STATED EXERCISE
Lines holding the string "this" are the ones to copy; find them all in the data.

···

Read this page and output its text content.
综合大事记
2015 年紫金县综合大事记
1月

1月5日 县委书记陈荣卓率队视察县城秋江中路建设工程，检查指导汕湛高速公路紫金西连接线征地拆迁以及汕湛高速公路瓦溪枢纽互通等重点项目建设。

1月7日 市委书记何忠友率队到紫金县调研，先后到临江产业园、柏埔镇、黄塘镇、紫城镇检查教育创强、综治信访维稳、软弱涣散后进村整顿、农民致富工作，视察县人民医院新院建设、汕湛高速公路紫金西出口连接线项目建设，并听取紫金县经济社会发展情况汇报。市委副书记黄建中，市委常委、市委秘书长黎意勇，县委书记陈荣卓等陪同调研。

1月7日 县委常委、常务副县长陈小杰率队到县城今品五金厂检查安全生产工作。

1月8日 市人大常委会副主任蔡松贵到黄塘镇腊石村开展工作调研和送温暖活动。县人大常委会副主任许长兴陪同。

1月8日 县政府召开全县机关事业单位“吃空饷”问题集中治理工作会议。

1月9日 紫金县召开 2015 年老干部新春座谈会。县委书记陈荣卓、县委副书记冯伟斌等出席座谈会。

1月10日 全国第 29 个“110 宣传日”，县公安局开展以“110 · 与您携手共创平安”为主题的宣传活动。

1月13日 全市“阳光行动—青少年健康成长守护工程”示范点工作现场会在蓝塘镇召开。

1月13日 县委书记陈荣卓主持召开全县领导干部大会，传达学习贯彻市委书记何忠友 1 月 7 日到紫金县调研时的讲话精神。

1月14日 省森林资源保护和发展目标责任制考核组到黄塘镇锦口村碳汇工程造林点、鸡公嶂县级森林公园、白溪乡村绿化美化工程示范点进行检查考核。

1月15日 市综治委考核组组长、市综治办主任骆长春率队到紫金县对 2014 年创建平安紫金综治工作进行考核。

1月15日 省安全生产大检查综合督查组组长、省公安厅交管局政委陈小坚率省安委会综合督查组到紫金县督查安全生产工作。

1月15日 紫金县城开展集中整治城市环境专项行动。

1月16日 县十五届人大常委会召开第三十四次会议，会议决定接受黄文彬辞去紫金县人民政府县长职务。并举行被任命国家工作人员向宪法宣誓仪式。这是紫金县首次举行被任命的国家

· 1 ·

···

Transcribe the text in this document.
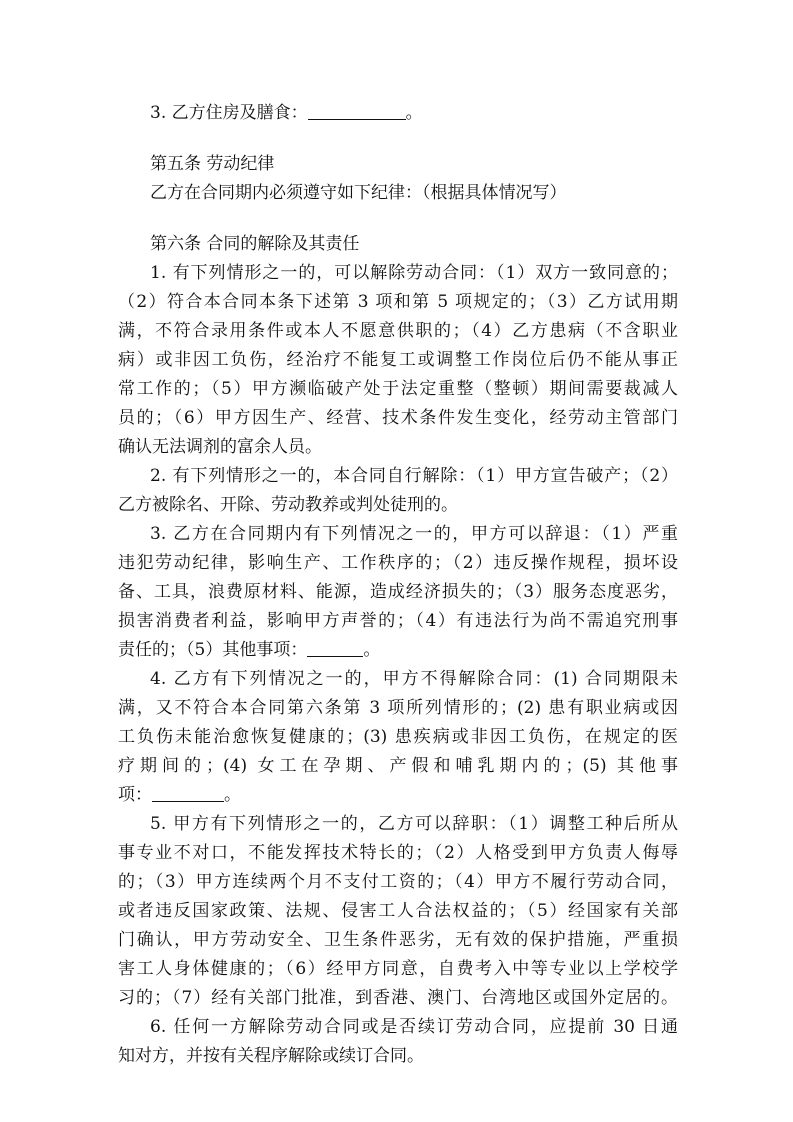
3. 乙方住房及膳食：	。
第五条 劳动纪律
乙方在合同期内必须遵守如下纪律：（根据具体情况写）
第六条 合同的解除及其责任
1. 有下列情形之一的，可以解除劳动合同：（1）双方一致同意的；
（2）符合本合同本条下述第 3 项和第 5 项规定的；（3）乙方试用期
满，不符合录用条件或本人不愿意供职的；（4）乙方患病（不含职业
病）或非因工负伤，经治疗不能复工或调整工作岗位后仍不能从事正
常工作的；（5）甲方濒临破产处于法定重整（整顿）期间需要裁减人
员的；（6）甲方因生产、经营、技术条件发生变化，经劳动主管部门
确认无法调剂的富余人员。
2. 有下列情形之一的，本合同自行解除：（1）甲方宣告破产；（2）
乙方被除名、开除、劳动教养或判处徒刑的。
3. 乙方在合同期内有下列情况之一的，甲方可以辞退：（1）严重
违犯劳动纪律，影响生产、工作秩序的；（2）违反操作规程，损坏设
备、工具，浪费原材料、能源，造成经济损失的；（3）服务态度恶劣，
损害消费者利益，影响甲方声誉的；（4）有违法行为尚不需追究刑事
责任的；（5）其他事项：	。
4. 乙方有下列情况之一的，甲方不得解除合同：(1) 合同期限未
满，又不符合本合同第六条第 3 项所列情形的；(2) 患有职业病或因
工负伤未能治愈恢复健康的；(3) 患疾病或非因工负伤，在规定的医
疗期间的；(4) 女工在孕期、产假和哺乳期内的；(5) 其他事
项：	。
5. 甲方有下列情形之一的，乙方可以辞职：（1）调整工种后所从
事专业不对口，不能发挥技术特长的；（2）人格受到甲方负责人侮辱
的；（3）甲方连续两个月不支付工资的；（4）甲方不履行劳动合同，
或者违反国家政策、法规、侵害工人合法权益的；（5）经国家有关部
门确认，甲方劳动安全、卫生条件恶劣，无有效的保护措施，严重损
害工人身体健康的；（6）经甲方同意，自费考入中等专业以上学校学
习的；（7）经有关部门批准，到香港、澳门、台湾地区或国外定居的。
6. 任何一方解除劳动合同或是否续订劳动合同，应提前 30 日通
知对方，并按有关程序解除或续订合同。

···

EXPECTED ANSWER
Read this page and output its text content.
Transcribe the text in this document.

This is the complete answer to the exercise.